__Problem 1__:
In the article on the 1955 Oued-Zem massacre, which tribe led the charge into the city?
__Problem 2__:
Reproduce the passage of the Oued-Zem massacre article between "The Massacre of" and "returned to the city.", inclusive.
__Problem 3__:
Continue the article on the 1955 Oued-Zem massacre from where it stops.

__Passage provided__:
========

- Location: Oued Zem, Morocco
- Date: 20 August 1955
- Deaths: 50–75/77 (French sources), +100 (according to Moroccan testimonies)
- Victims: French-colons
- Perpetrators: Moroccan tribemen
- Motive: Anti-colonialism, Revenge for the exile of Mohamed V

= Massacre of Oued-Zem (1955) =

The Massacre of Oued-Zem was a popular Moroccan uprising by the tribes surrounding Oued Zem, following the forced deposition of Mohammed V of Morocco. This event led to the killing of European settlers in the city and clashes with local law enforcement.

== History ==
The massacre was the direct result of the forced exile of Mohamed V, who was later sent into exile in Madagascar and replaced by a distant cousin, Mohamed Ben Arafa. In response, on 19 August 1955 (according to Moroccan sources, with almost no trace in French ones), over ten thousand Moroccans took to the streets of Oued Zem to demand the return of their Sultan. French forces on-site violently suppressed the demonstration, killing more than 12,000 Moroccans (considered martyrs in Morocco). The next day, the tribes returned to the city.

== Massacre ==
The tribes affected by the events included the Bani Smir, Smaala, the remaining Ouardigha tribes, and the Beni Khirane. Among them, the Smaala stood out as they led the charge into the city.

It all began around 8 a.m., when the insurgents reached Bou Jaad. By 8:30, groups of Beni Khirane entered the city by truck and horseback. Around 9 a.m., the Smaala, Bani Smir, and Beni Khirane tribes stormed the city. Over 20,000 men attacked the city, similar to razzias, even attacking the hospital. At 11 a.m., the 2nd Battalion of the 4th R.E.I was alerted to the atrocities in Oued Zem. Armed with axes, sticks, stones, and rifles, Moroccans shot at and stoned the French gendarmes in Oued Zem. One of them, gendarme Soumagne, was fatally wounded. For several hours, Lieutenant Bach and his men attempted to hold off the Smaala forces, both on foot and horseback, most armed with rifles, from the European quarter until reinforcements arrived. The gendarmerie on site reported between 50 and 75 Europeans killed (over 77 according to the Foreign Legion). Additionally, 19 security force members were killed.

========

__Data listing__:
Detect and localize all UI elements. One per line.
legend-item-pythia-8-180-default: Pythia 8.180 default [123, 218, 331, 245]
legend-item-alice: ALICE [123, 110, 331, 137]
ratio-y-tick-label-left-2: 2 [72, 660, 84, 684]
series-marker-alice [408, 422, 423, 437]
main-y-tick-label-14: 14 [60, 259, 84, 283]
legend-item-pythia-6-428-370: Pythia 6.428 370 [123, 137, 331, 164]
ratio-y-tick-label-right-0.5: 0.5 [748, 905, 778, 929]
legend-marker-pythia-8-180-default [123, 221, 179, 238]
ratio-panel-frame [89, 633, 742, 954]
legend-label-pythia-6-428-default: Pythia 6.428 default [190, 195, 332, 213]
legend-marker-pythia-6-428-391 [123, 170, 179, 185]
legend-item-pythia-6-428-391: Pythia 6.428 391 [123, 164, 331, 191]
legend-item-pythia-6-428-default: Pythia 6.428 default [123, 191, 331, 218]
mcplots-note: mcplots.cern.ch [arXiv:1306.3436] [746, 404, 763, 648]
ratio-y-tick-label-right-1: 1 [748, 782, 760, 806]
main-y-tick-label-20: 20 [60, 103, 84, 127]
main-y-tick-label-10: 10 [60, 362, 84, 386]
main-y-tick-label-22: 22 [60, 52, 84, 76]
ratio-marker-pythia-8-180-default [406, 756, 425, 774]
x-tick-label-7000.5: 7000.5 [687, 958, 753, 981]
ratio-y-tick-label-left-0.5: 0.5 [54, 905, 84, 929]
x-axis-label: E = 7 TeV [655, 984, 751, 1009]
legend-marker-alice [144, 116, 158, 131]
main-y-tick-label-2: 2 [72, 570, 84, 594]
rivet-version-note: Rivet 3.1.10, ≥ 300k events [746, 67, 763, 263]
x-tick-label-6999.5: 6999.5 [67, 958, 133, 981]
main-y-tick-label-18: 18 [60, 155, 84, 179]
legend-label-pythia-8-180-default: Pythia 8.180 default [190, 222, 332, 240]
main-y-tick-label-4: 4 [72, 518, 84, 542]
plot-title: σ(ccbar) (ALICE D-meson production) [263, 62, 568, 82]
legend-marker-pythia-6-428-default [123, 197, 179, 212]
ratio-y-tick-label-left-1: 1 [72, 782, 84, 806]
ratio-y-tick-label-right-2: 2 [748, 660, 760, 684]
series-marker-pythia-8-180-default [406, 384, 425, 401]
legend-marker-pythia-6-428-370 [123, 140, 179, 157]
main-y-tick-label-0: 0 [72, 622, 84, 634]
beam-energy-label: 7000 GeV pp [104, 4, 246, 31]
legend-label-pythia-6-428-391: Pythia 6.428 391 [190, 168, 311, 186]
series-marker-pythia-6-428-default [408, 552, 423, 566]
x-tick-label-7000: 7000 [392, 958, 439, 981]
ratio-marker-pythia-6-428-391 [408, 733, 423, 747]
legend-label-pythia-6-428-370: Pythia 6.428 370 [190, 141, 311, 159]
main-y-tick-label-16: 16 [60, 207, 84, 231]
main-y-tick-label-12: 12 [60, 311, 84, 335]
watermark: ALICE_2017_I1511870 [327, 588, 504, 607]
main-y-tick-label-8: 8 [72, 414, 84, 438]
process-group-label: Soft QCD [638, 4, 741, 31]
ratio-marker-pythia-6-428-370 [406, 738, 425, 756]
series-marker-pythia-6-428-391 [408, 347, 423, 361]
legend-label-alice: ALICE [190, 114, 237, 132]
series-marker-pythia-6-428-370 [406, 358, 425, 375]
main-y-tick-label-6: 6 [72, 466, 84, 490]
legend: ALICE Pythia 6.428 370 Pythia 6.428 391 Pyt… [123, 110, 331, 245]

========

__Expected output 1__:
The Smaala

__Expected output 2__:
The Massacre of Oued-Zem was a popular Moroccan uprising by the tribes surrounding Oued Zem, following the forced deposition of Mohammed V of Morocco. This event led to the killing of European settlers in the city and clashes with local law enforcement.

== History ==
The massacre was the direct result of the forced exile of Mohamed V, who was later sent into exile in Madagascar and replaced by a distant cousin, Mohamed Ben Arafa. In response, on 19 August 1955 (according to Moroccan sources, with almost no trace in French ones), over ten thousand Moroccans took to the streets of Oued Zem to demand the return of their Sultan. French forces on-site violently suppressed the demonstration, killing more than 12,000 Moroccans (considered martyrs in Morocco). The next day, the tribes returned to the city.

__Expected output 3__:
Among the leaders of the massacre was caïd Bel Hajj [al-Smaali], from the Smaala tribe and an influential caïd. Also leading was chief Bendaoud ben al-Ghazwani al-Smiri from the Bani Smir, who led part of the massacre and killed five French citizens, fighting to the end and refusing to surrender.

== Aftermath ==
On 30 August 1955, a large portion of the massacre participants surrendered and requested aman (a traditional act of clemency), offering their submission in exchange for peace. Their plea was accepted, and they sacrificed 12 young cattle.

On 20 August 2023, for the 68th anniversary of the events, a group of 2,000 descendants of martyrs sent a letter regarding the crimes of 19 August 1955 to the President of the French Republic, Emmanuel Macron, but it went unanswered.